▶ PROBLEM:
Copy out all lines that hold "agua".

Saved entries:
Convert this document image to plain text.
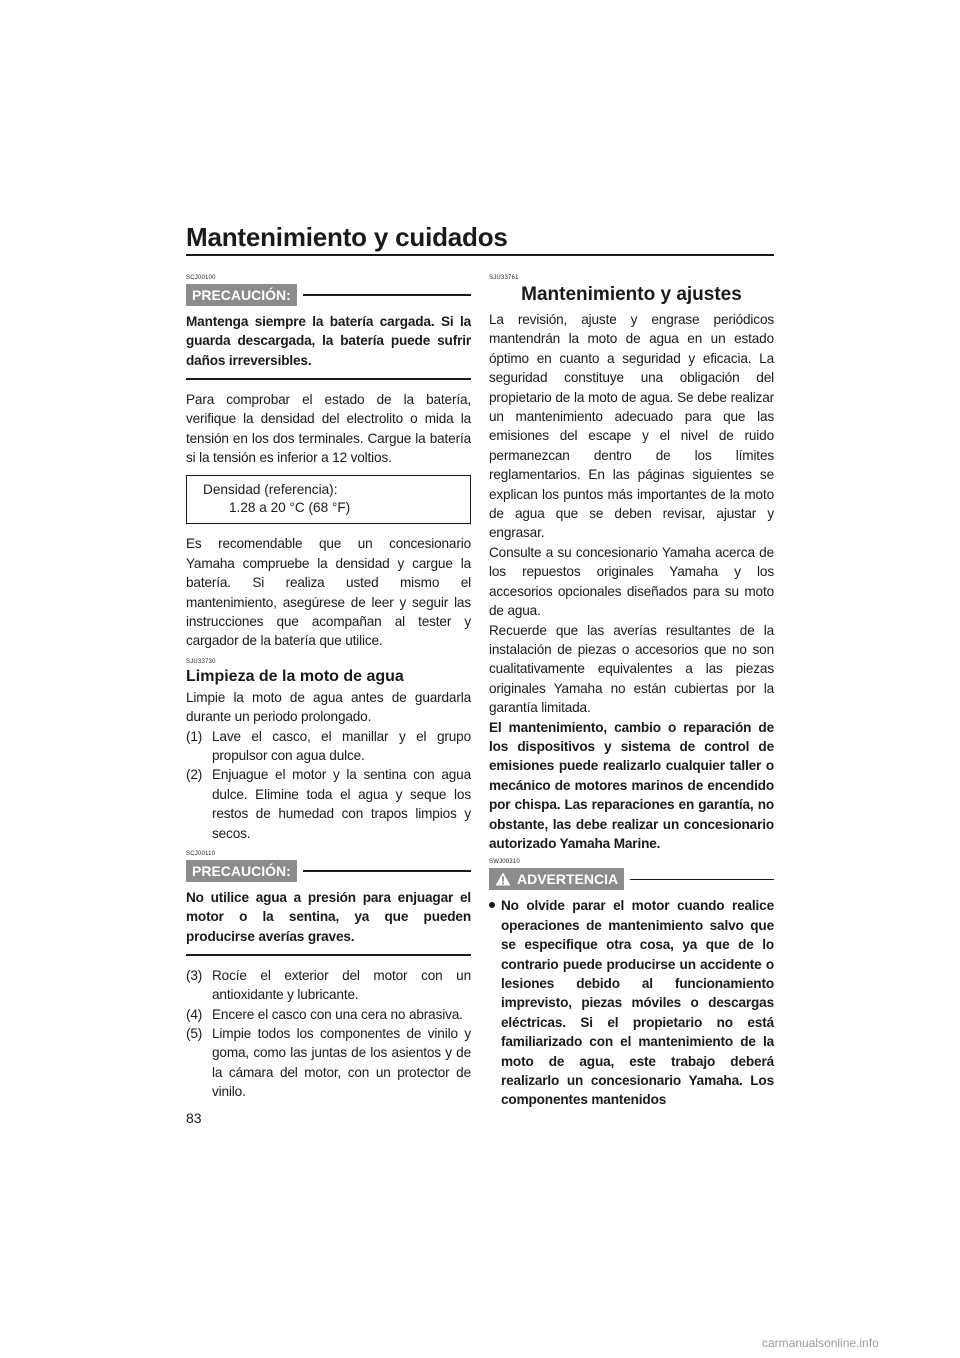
Mantenimiento y cuidados
SCJ00100
PRECAUCIÓN:

Mantenga siempre la batería cargada. Si la guarda descargada, la batería puede sufrir daños irreversibles.

Para comprobar el estado de la batería, verifique la densidad del electrolito o mida la tensión en los dos terminales. Cargue la batería si la tensión es inferior a 12 voltios.

Densidad (referencia):
1.28 a 20 °C (68 °F)

Es recomendable que un concesionario Yamaha compruebe la densidad y cargue la batería. Si realiza usted mismo el mantenimiento, asegúrese de leer y seguir las instrucciones que acompañan al tester y cargador de la batería que utilice.

SJU33730
Limpieza de la moto de agua

Limpie la moto de agua antes de guardarla durante un periodo prolongado.

(1) Lave el casco, el manillar y el grupo propulsor con agua dulce.
(2) Enjuague el motor y la sentina con agua dulce. Elimine toda el agua y seque los restos de humedad con trapos limpios y secos.
SCJ00110
PRECAUCIÓN:

No utilice agua a presión para enjuagar el motor o la sentina, ya que pueden producirse averías graves.

(3) Rocíe el exterior del motor con un antioxidante y lubricante.
(4) Encere el casco con una cera no abrasiva.
(5) Limpie todos los componentes de vinilo y goma, como las juntas de los asientos y de la cámara del motor, con un protector de vinilo.
SJU33761
Mantenimiento y ajustes

La revisión, ajuste y engrase periódicos mantendrán la moto de agua en un estado óptimo en cuanto a seguridad y eficacia. La seguridad constituye una obligación del propietario de la moto de agua. Se debe realizar un mantenimiento adecuado para que las emisiones del escape y el nivel de ruido permanezcan dentro de los límites reglamentarios. En las páginas siguientes se explican los puntos más importantes de la moto de agua que se deben revisar, ajustar y engrasar.

Consulte a su concesionario Yamaha acerca de los repuestos originales Yamaha y los accesorios opcionales diseñados para su moto de agua.

Recuerde que las averías resultantes de la instalación de piezas o accesorios que no son cualitativamente equivalentes a las piezas originales Yamaha no están cubiertas por la garantía limitada.

El mantenimiento, cambio o reparación de los dispositivos y sistema de control de emisiones puede realizarlo cualquier taller o mecánico de motores marinos de encendido por chispa. Las reparaciones en garantía, no obstante, las debe realizar un concesionario autorizado Yamaha Marine.

SWJ00310
ADVERTENCIA
No olvide parar el motor cuando realice operaciones de mantenimiento salvo que se especifique otra cosa, ya que de lo contrario puede producirse un accidente o lesiones debido al funcionamiento imprevisto, piezas móviles o descargas eléctricas. Si el propietario no está familiarizado con el mantenimiento de la moto de agua, este trabajo deberá realizarlo un concesionario Yamaha. Los componentes mantenidos
83
carmanualsonline.info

▶ SOLUTION FOR THIS PROBLEM:
Limpieza de la moto de agua
Limpie la moto de agua antes de guardarla durante un periodo prolongado.
(1) Lave el casco, el manillar y el grupo propulsor con agua dulce.
(2) Enjuague el motor y la sentina con agua dulce. Elimine toda el agua y seque los restos de humedad con trapos limpios y secos.
No utilice agua a presión para enjuagar el motor o la sentina, ya que pueden producirse averías graves.
La revisión, ajuste y engrase periódicos mantendrán la moto de agua en un estado óptimo en cuanto a seguridad y eficacia. La seguridad constituye una obligación del propietario de la moto de agua. Se debe realizar un mantenimiento adecuado para que las emisiones del escape y el nivel de ruido permanezcan dentro de los límites reglamentarios. En las páginas siguientes se explican los puntos más importantes de la moto de agua que se deben revisar, ajustar y engrasar.
Consulte a su concesionario Yamaha acerca de los repuestos originales Yamaha y los accesorios opcionales diseñados para su moto de agua.
No olvide parar el motor cuando realice operaciones de mantenimiento salvo que se especifique otra cosa, ya que de lo contrario puede producirse un accidente o lesiones debido al funcionamiento imprevisto, piezas móviles o descargas eléctricas. Si el propietario no está familiarizado con el mantenimiento de la moto de agua, este trabajo deberá realizarlo un concesionario Yamaha. Los componentes mantenidos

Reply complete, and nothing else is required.